▶ _STATED EXERCISE_: Quote the entries in full, character for character, without their images.

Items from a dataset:
* * *

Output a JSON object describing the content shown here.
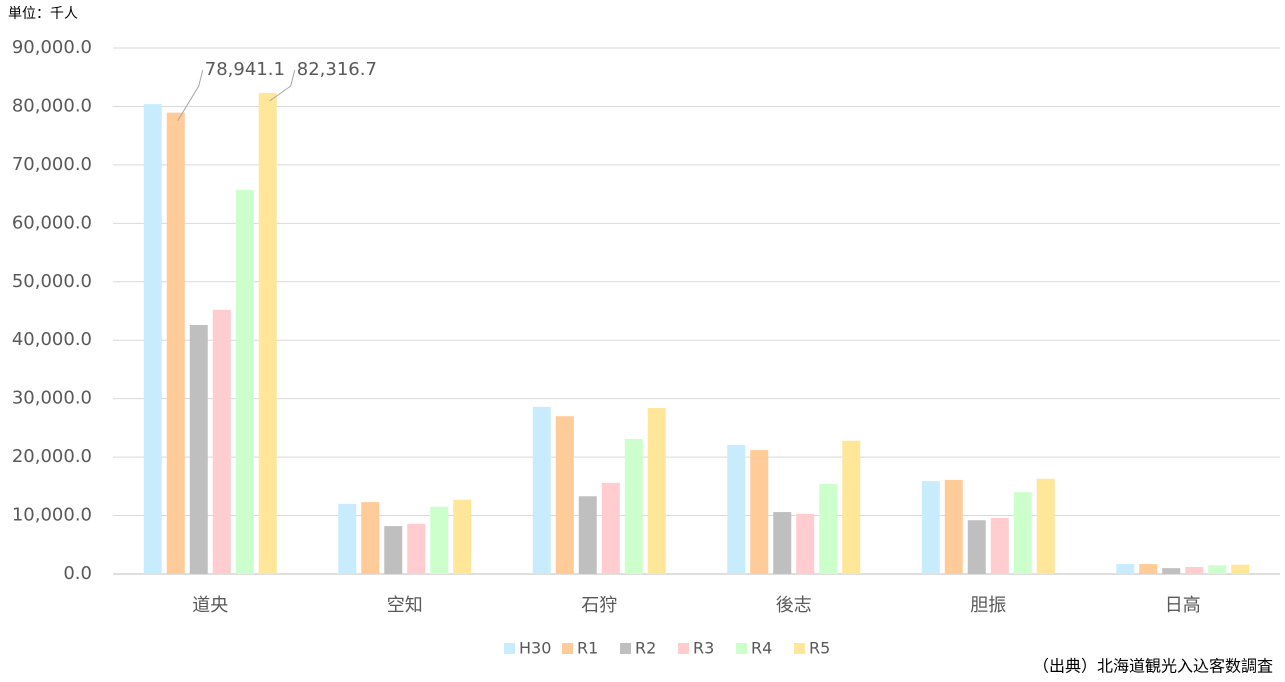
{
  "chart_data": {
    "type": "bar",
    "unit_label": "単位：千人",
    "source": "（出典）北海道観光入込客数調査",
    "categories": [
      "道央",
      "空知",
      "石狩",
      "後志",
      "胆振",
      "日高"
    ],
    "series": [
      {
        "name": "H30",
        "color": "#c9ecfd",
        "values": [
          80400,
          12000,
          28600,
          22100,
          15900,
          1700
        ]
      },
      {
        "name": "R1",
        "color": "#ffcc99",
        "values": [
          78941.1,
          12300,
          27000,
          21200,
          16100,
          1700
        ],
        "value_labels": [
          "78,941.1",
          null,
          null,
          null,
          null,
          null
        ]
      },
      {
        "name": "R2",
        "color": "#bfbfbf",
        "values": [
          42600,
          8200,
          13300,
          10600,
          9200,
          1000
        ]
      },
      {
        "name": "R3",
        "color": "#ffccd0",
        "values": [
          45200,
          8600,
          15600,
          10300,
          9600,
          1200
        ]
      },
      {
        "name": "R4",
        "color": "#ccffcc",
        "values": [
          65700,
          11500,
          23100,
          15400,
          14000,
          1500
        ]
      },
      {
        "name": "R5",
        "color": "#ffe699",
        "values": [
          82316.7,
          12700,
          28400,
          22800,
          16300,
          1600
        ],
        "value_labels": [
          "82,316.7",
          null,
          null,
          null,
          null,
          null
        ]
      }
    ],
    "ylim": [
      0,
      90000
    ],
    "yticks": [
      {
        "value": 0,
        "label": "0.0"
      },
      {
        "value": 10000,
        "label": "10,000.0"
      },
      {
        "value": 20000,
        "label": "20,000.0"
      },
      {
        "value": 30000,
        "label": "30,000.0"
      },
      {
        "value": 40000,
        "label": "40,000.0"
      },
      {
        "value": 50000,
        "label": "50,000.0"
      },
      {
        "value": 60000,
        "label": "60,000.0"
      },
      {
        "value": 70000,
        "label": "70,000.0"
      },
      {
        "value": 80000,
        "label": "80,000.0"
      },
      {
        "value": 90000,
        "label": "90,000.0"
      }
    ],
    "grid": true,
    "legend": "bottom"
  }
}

* * *

▶ _ANSWER TO THIS TASK_:
Output a JSON object describing the content shown here.
{
  "chart_data": {
    "type": "bar",
    "unit_label": "単位：千人",
    "source": "（出典）北海道観光入込客数調査",
    "categories": [
      "道央",
      "空知",
      "石狩",
      "後志",
      "胆振",
      "日高"
    ],
    "series": [
      {
        "name": "H30",
        "color": "#c9ecfd",
        "values": [
          80400,
          12000,
          28600,
          22100,
          15900,
          1700
        ]
      },
      {
        "name": "R1",
        "color": "#ffcc99",
        "values": [
          78941.1,
          12300,
          27000,
          21200,
          16100,
          1700
        ],
        "value_labels": [
          "78,941.1",
          null,
          null,
          null,
          null,
          null
        ]
      },
      {
        "name": "R2",
        "color": "#bfbfbf",
        "values": [
          42600,
          8200,
          13300,
          10600,
          9200,
          1000
        ]
      },
      {
        "name": "R3",
        "color": "#ffccd0",
        "values": [
          45200,
          8600,
          15600,
          10300,
          9600,
          1200
        ]
      },
      {
        "name": "R4",
        "color": "#ccffcc",
        "values": [
          65700,
          11500,
          23100,
          15400,
          14000,
          1500
        ]
      },
      {
        "name": "R5",
        "color": "#ffe699",
        "values": [
          82316.7,
          12700,
          28400,
          22800,
          16300,
          1600
        ],
        "value_labels": [
          "82,316.7",
          null,
          null,
          null,
          null,
          null
        ]
      }
    ],
    "ylim": [
      0,
      90000
    ],
    "yticks": [
      {
        "value": 0,
        "label": "0.0"
      },
      {
        "value": 10000,
        "label": "10,000.0"
      },
      {
        "value": 20000,
        "label": "20,000.0"
      },
      {
        "value": 30000,
        "label": "30,000.0"
      },
      {
        "value": 40000,
        "label": "40,000.0"
      },
      {
        "value": 50000,
        "label": "50,000.0"
      },
      {
        "value": 60000,
        "label": "60,000.0"
      },
      {
        "value": 70000,
        "label": "70,000.0"
      },
      {
        "value": 80000,
        "label": "80,000.0"
      },
      {
        "value": 90000,
        "label": "90,000.0"
      }
    ],
    "grid": true,
    "legend": "bottom"
  }
}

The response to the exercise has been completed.